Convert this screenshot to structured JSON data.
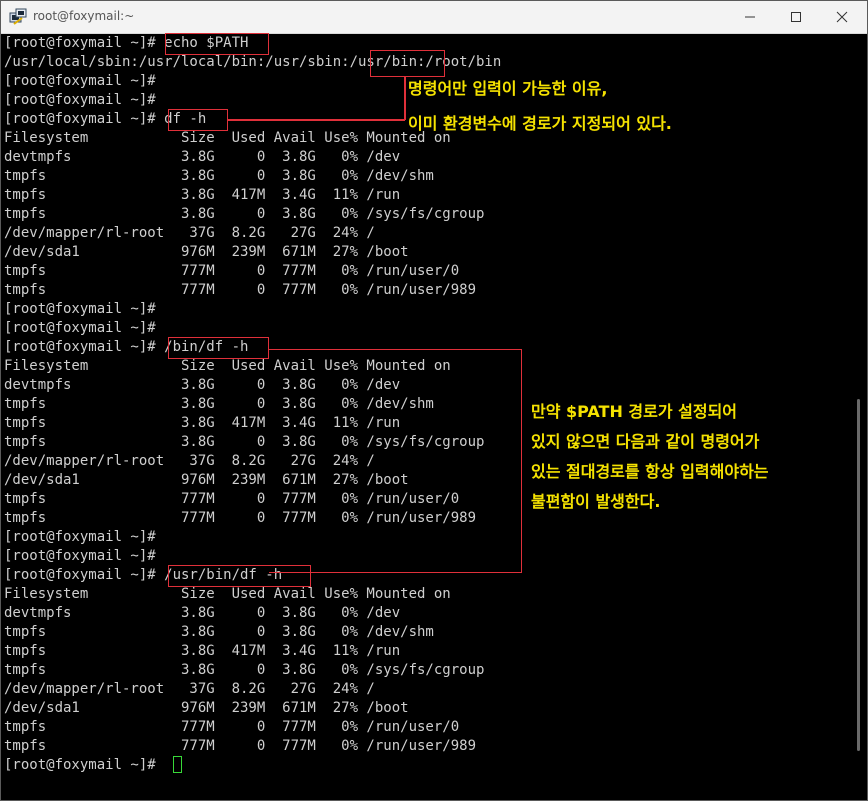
{
  "window": {
    "title": "root@foxymail:~"
  },
  "terminal": {
    "lines": [
      "[root@foxymail ~]# echo $PATH",
      "/usr/local/sbin:/usr/local/bin:/usr/sbin:/usr/bin:/root/bin",
      "[root@foxymail ~]#",
      "[root@foxymail ~]#",
      "[root@foxymail ~]# df -h",
      "Filesystem           Size  Used Avail Use% Mounted on",
      "devtmpfs             3.8G     0  3.8G   0% /dev",
      "tmpfs                3.8G     0  3.8G   0% /dev/shm",
      "tmpfs                3.8G  417M  3.4G  11% /run",
      "tmpfs                3.8G     0  3.8G   0% /sys/fs/cgroup",
      "/dev/mapper/rl-root   37G  8.2G   27G  24% /",
      "/dev/sda1            976M  239M  671M  27% /boot",
      "tmpfs                777M     0  777M   0% /run/user/0",
      "tmpfs                777M     0  777M   0% /run/user/989",
      "[root@foxymail ~]#",
      "[root@foxymail ~]#",
      "[root@foxymail ~]# /bin/df -h",
      "Filesystem           Size  Used Avail Use% Mounted on",
      "devtmpfs             3.8G     0  3.8G   0% /dev",
      "tmpfs                3.8G     0  3.8G   0% /dev/shm",
      "tmpfs                3.8G  417M  3.4G  11% /run",
      "tmpfs                3.8G     0  3.8G   0% /sys/fs/cgroup",
      "/dev/mapper/rl-root   37G  8.2G   27G  24% /",
      "/dev/sda1            976M  239M  671M  27% /boot",
      "tmpfs                777M     0  777M   0% /run/user/0",
      "tmpfs                777M     0  777M   0% /run/user/989",
      "[root@foxymail ~]#",
      "[root@foxymail ~]#",
      "[root@foxymail ~]# /usr/bin/df -h",
      "Filesystem           Size  Used Avail Use% Mounted on",
      "devtmpfs             3.8G     0  3.8G   0% /dev",
      "tmpfs                3.8G     0  3.8G   0% /dev/shm",
      "tmpfs                3.8G  417M  3.4G  11% /run",
      "tmpfs                3.8G     0  3.8G   0% /sys/fs/cgroup",
      "/dev/mapper/rl-root   37G  8.2G   27G  24% /",
      "/dev/sda1            976M  239M  671M  27% /boot",
      "tmpfs                777M     0  777M   0% /run/user/0",
      "tmpfs                777M     0  777M   0% /run/user/989",
      "[root@foxymail ~]#"
    ]
  },
  "annotations": {
    "note1": [
      "명령어만 입력이 가능한 이유,",
      "이미 환경변수에 경로가 지정되어 있다."
    ],
    "note2": [
      "만약 $PATH 경로가 설정되어",
      "있지 않으면 다음과 같이 명령어가",
      "있는 절대경로를 항상 입력해야하는",
      "불편함이 발생한다."
    ]
  },
  "colors": {
    "terminal_text": "#cfcfcf",
    "highlight_box": "#e0303a",
    "annotation_text": "#f5e200",
    "cursor": "#38d938"
  },
  "icons": {
    "app": "putty-icon",
    "minimize": "minimize-icon",
    "maximize": "maximize-icon",
    "close": "close-icon"
  }
}
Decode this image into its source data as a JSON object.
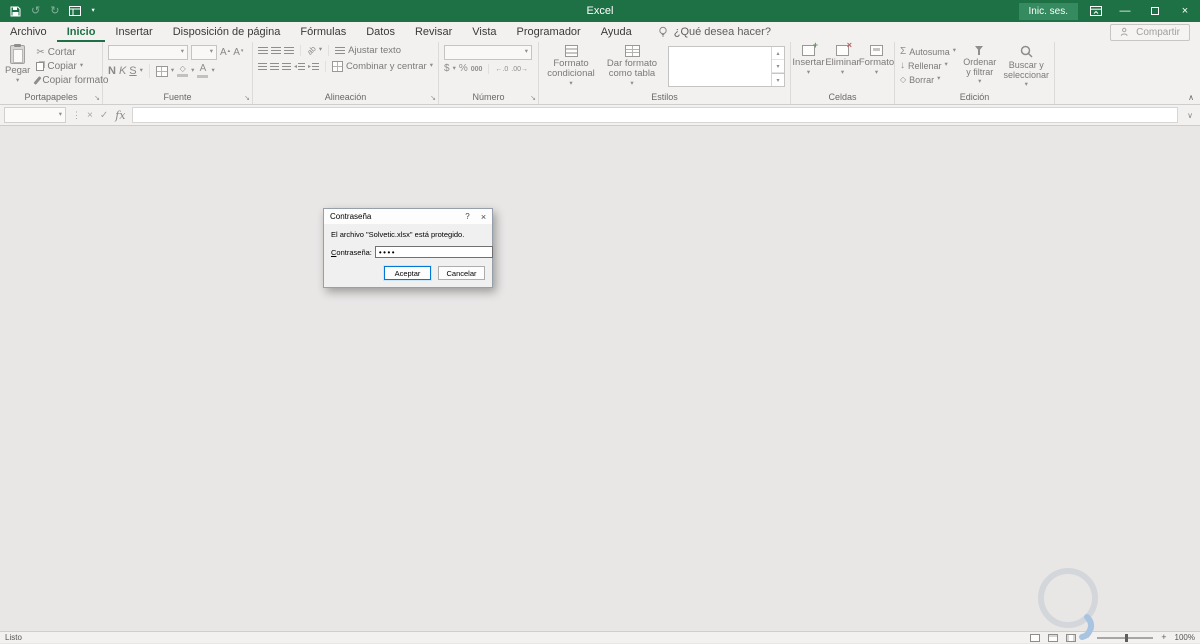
{
  "titlebar": {
    "title": "Excel",
    "signin": "Inic. ses."
  },
  "tabs": {
    "items": [
      {
        "label": "Archivo"
      },
      {
        "label": "Inicio"
      },
      {
        "label": "Insertar"
      },
      {
        "label": "Disposición de página"
      },
      {
        "label": "Fórmulas"
      },
      {
        "label": "Datos"
      },
      {
        "label": "Revisar"
      },
      {
        "label": "Vista"
      },
      {
        "label": "Programador"
      },
      {
        "label": "Ayuda"
      }
    ],
    "tell_me": "¿Qué desea hacer?",
    "share": "Compartir"
  },
  "ribbon": {
    "clipboard": {
      "name": "Portapapeles",
      "paste": "Pegar",
      "cut": "Cortar",
      "copy": "Copiar",
      "format_painter": "Copiar formato"
    },
    "font": {
      "name": "Fuente",
      "bold": "N",
      "italic": "K",
      "underline": "S"
    },
    "alignment": {
      "name": "Alineación",
      "wrap": "Ajustar texto",
      "merge": "Combinar y centrar"
    },
    "number": {
      "name": "Número",
      "currency": "$",
      "percent": "%",
      "thousands": "000"
    },
    "styles": {
      "name": "Estilos",
      "conditional": "Formato condicional",
      "format_table": "Dar formato como tabla"
    },
    "cells": {
      "name": "Celdas",
      "insert": "Insertar",
      "delete": "Eliminar",
      "format": "Formato"
    },
    "editing": {
      "name": "Edición",
      "autosum": "Autosuma",
      "fill": "Rellenar",
      "clear": "Borrar",
      "sort": "Ordenar y filtrar",
      "find": "Buscar y seleccionar"
    }
  },
  "formula_bar": {
    "fx": "fx"
  },
  "dialog": {
    "title": "Contraseña",
    "help": "?",
    "close": "×",
    "message": "El archivo \"Solvetic.xlsx\" está protegido.",
    "password_label_accesskey": "C",
    "password_label_rest": "ontraseña:",
    "password_value": "••••",
    "ok": "Aceptar",
    "cancel": "Cancelar"
  },
  "statusbar": {
    "ready": "Listo",
    "zoom": "100%"
  },
  "icons": {
    "scissors": "✂",
    "undo": "↺",
    "redo": "↻",
    "sigma": "Σ",
    "fill_down": "↓",
    "caret_down": "▾",
    "caret_up": "▴",
    "collapse_ribbon": "∧",
    "expand_formula_bar": "∨",
    "cancel_x": "×",
    "enter_check": "✓",
    "vertical_dots": "⋮",
    "diamond": "◇",
    "letter_A": "A",
    "decimal_left": "←.0",
    "decimal_right": ".00→",
    "indent_left": "◂",
    "indent_right": "▸",
    "orientation": "ab",
    "launcher": "↘",
    "minimize": "—",
    "close": "×"
  }
}
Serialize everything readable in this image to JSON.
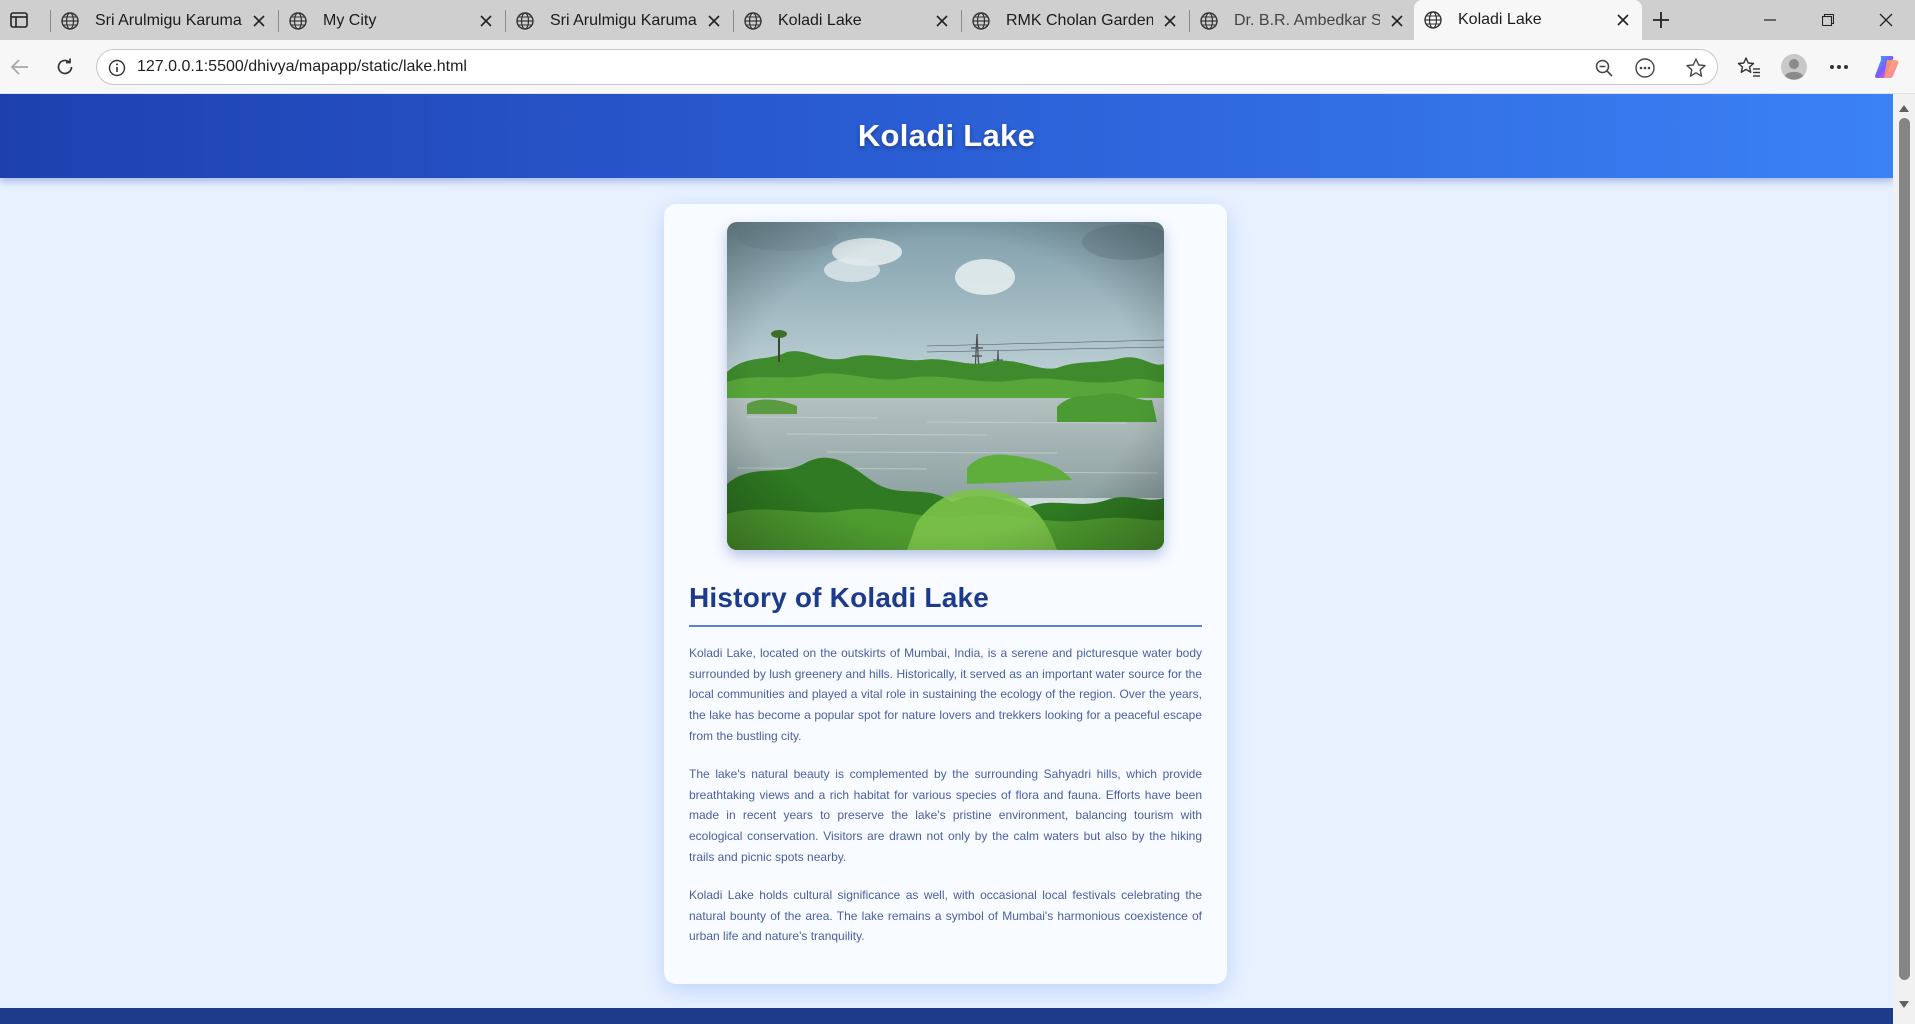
{
  "browser": {
    "tabs": [
      {
        "title": "Sri Arulmigu Karumari",
        "active": false
      },
      {
        "title": "My City",
        "active": false
      },
      {
        "title": "Sri Arulmigu Karumari",
        "active": false
      },
      {
        "title": "Koladi Lake",
        "active": false
      },
      {
        "title": "RMK Cholan Garden",
        "active": false
      },
      {
        "title": "Dr. B.R. Ambedkar Stat",
        "active": false
      },
      {
        "title": "Koladi Lake",
        "active": true
      }
    ],
    "url": "127.0.0.1:5500/dhivya/mapapp/static/lake.html",
    "icons": {
      "tab_favicon": "globe-icon",
      "close": "close-icon",
      "new_tab": "plus-icon"
    }
  },
  "page": {
    "header_title": "Koladi Lake",
    "image_alt": "Koladi Lake photo",
    "section_title": "History of Koladi Lake",
    "paragraphs": [
      "Koladi Lake, located on the outskirts of Mumbai, India, is a serene and picturesque water body surrounded by lush greenery and hills. Historically, it served as an important water source for the local communities and played a vital role in sustaining the ecology of the region. Over the years, the lake has become a popular spot for nature lovers and trekkers looking for a peaceful escape from the bustling city.",
      "The lake's natural beauty is complemented by the surrounding Sahyadri hills, which provide breathtaking views and a rich habitat for various species of flora and fauna. Efforts have been made in recent years to preserve the lake's pristine environment, balancing tourism with ecological conservation. Visitors are drawn not only by the calm waters but also by the hiking trails and picnic spots nearby.",
      "Koladi Lake holds cultural significance as well, with occasional local festivals celebrating the natural bounty of the area. The lake remains a symbol of Mumbai's harmonious coexistence of urban life and nature's tranquility."
    ]
  },
  "colors": {
    "header_gradient_start": "#1e40af",
    "header_gradient_end": "#3b82f6",
    "heading": "#1e3a8a",
    "body_text": "#4a5fa0",
    "page_background": "#e8f1ff"
  }
}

Problem to work on:
Without including any picture, repeat the data exactly.

Result of this exercise:
Convert this screenshot to structured JSON data.
{
  "window": {
    "title": "root@foxymail:~"
  },
  "terminal": {
    "lines": [
      "[root@foxymail ~]# echo $PATH",
      "/usr/local/sbin:/usr/local/bin:/usr/sbin:/usr/bin:/root/bin",
      "[root@foxymail ~]#",
      "[root@foxymail ~]#",
      "[root@foxymail ~]# df -h",
      "Filesystem           Size  Used Avail Use% Mounted on",
      "devtmpfs             3.8G     0  3.8G   0% /dev",
      "tmpfs                3.8G     0  3.8G   0% /dev/shm",
      "tmpfs                3.8G  417M  3.4G  11% /run",
      "tmpfs                3.8G     0  3.8G   0% /sys/fs/cgroup",
      "/dev/mapper/rl-root   37G  8.2G   27G  24% /",
      "/dev/sda1            976M  239M  671M  27% /boot",
      "tmpfs                777M     0  777M   0% /run/user/0",
      "tmpfs                777M     0  777M   0% /run/user/989",
      "[root@foxymail ~]#",
      "[root@foxymail ~]#",
      "[root@foxymail ~]# /bin/df -h",
      "Filesystem           Size  Used Avail Use% Mounted on",
      "devtmpfs             3.8G     0  3.8G   0% /dev",
      "tmpfs                3.8G     0  3.8G   0% /dev/shm",
      "tmpfs                3.8G  417M  3.4G  11% /run",
      "tmpfs                3.8G     0  3.8G   0% /sys/fs/cgroup",
      "/dev/mapper/rl-root   37G  8.2G   27G  24% /",
      "/dev/sda1            976M  239M  671M  27% /boot",
      "tmpfs                777M     0  777M   0% /run/user/0",
      "tmpfs                777M     0  777M   0% /run/user/989",
      "[root@foxymail ~]#",
      "[root@foxymail ~]#",
      "[root@foxymail ~]# /usr/bin/df -h",
      "Filesystem           Size  Used Avail Use% Mounted on",
      "devtmpfs             3.8G     0  3.8G   0% /dev",
      "tmpfs                3.8G     0  3.8G   0% /dev/shm",
      "tmpfs                3.8G  417M  3.4G  11% /run",
      "tmpfs                3.8G     0  3.8G   0% /sys/fs/cgroup",
      "/dev/mapper/rl-root   37G  8.2G   27G  24% /",
      "/dev/sda1            976M  239M  671M  27% /boot",
      "tmpfs                777M     0  777M   0% /run/user/0",
      "tmpfs                777M     0  777M   0% /run/user/989",
      "[root@foxymail ~]#"
    ]
  },
  "annotations": {
    "note1": [
      "명령어만 입력이 가능한 이유,",
      "이미 환경변수에 경로가 지정되어 있다."
    ],
    "note2": [
      "만약 $PATH 경로가 설정되어",
      "있지 않으면 다음과 같이 명령어가",
      "있는 절대경로를 항상 입력해야하는",
      "불편함이 발생한다."
    ]
  },
  "colors": {
    "terminal_text": "#cfcfcf",
    "highlight_box": "#e0303a",
    "annotation_text": "#f5e200",
    "cursor": "#38d938"
  },
  "icons": {
    "app": "putty-icon",
    "minimize": "minimize-icon",
    "maximize": "maximize-icon",
    "close": "close-icon"
  }
}
Decode this image into its source data as a JSON object.
{
  "titlebar": {
    "title": "Excel",
    "signin": "Inic. ses."
  },
  "tabs": {
    "items": [
      {
        "label": "Archivo"
      },
      {
        "label": "Inicio"
      },
      {
        "label": "Insertar"
      },
      {
        "label": "Disposición de página"
      },
      {
        "label": "Fórmulas"
      },
      {
        "label": "Datos"
      },
      {
        "label": "Revisar"
      },
      {
        "label": "Vista"
      },
      {
        "label": "Programador"
      },
      {
        "label": "Ayuda"
      }
    ],
    "tell_me": "¿Qué desea hacer?",
    "share": "Compartir"
  },
  "ribbon": {
    "clipboard": {
      "name": "Portapapeles",
      "paste": "Pegar",
      "cut": "Cortar",
      "copy": "Copiar",
      "format_painter": "Copiar formato"
    },
    "font": {
      "name": "Fuente",
      "bold": "N",
      "italic": "K",
      "underline": "S"
    },
    "alignment": {
      "name": "Alineación",
      "wrap": "Ajustar texto",
      "merge": "Combinar y centrar"
    },
    "number": {
      "name": "Número",
      "currency": "$",
      "percent": "%",
      "thousands": "000"
    },
    "styles": {
      "name": "Estilos",
      "conditional": "Formato condicional",
      "format_table": "Dar formato como tabla"
    },
    "cells": {
      "name": "Celdas",
      "insert": "Insertar",
      "delete": "Eliminar",
      "format": "Formato"
    },
    "editing": {
      "name": "Edición",
      "autosum": "Autosuma",
      "fill": "Rellenar",
      "clear": "Borrar",
      "sort": "Ordenar y filtrar",
      "find": "Buscar y seleccionar"
    }
  },
  "formula_bar": {
    "fx": "fx"
  },
  "dialog": {
    "title": "Contraseña",
    "help": "?",
    "close": "×",
    "message": "El archivo \"Solvetic.xlsx\" está protegido.",
    "password_label_accesskey": "C",
    "password_label_rest": "ontraseña:",
    "password_value": "••••",
    "ok": "Aceptar",
    "cancel": "Cancelar"
  },
  "statusbar": {
    "ready": "Listo",
    "zoom": "100%"
  },
  "icons": {
    "scissors": "✂",
    "undo": "↺",
    "redo": "↻",
    "sigma": "Σ",
    "fill_down": "↓",
    "caret_down": "▾",
    "caret_up": "▴",
    "collapse_ribbon": "∧",
    "expand_formula_bar": "∨",
    "cancel_x": "×",
    "enter_check": "✓",
    "vertical_dots": "⋮",
    "diamond": "◇",
    "letter_A": "A",
    "decimal_left": "←.0",
    "decimal_right": ".00→",
    "indent_left": "◂",
    "indent_right": "▸",
    "orientation": "ab",
    "launcher": "↘",
    "minimize": "—",
    "close": "×"
  }
}
Serialize everything readable in this image to JSON.
{
  "browser": {
    "tabs": [
      {
        "title": "Sri Arulmigu Karumari",
        "active": false
      },
      {
        "title": "My City",
        "active": false
      },
      {
        "title": "Sri Arulmigu Karumari",
        "active": false
      },
      {
        "title": "Koladi Lake",
        "active": false
      },
      {
        "title": "RMK Cholan Garden",
        "active": false
      },
      {
        "title": "Dr. B.R. Ambedkar Stat",
        "active": false
      },
      {
        "title": "Koladi Lake",
        "active": true
      }
    ],
    "url": "127.0.0.1:5500/dhivya/mapapp/static/lake.html",
    "icons": {
      "tab_favicon": "globe-icon",
      "close": "close-icon",
      "new_tab": "plus-icon"
    }
  },
  "page": {
    "header_title": "Koladi Lake",
    "image_alt": "Koladi Lake photo",
    "section_title": "History of Koladi Lake",
    "paragraphs": [
      "Koladi Lake, located on the outskirts of Mumbai, India, is a serene and picturesque water body surrounded by lush greenery and hills. Historically, it served as an important water source for the local communities and played a vital role in sustaining the ecology of the region. Over the years, the lake has become a popular spot for nature lovers and trekkers looking for a peaceful escape from the bustling city.",
      "The lake's natural beauty is complemented by the surrounding Sahyadri hills, which provide breathtaking views and a rich habitat for various species of flora and fauna. Efforts have been made in recent years to preserve the lake's pristine environment, balancing tourism with ecological conservation. Visitors are drawn not only by the calm waters but also by the hiking trails and picnic spots nearby.",
      "Koladi Lake holds cultural significance as well, with occasional local festivals celebrating the natural bounty of the area. The lake remains a symbol of Mumbai's harmonious coexistence of urban life and nature's tranquility."
    ]
  },
  "colors": {
    "header_gradient_start": "#1e40af",
    "header_gradient_end": "#3b82f6",
    "heading": "#1e3a8a",
    "body_text": "#4a5fa0",
    "page_background": "#e8f1ff"
  }
}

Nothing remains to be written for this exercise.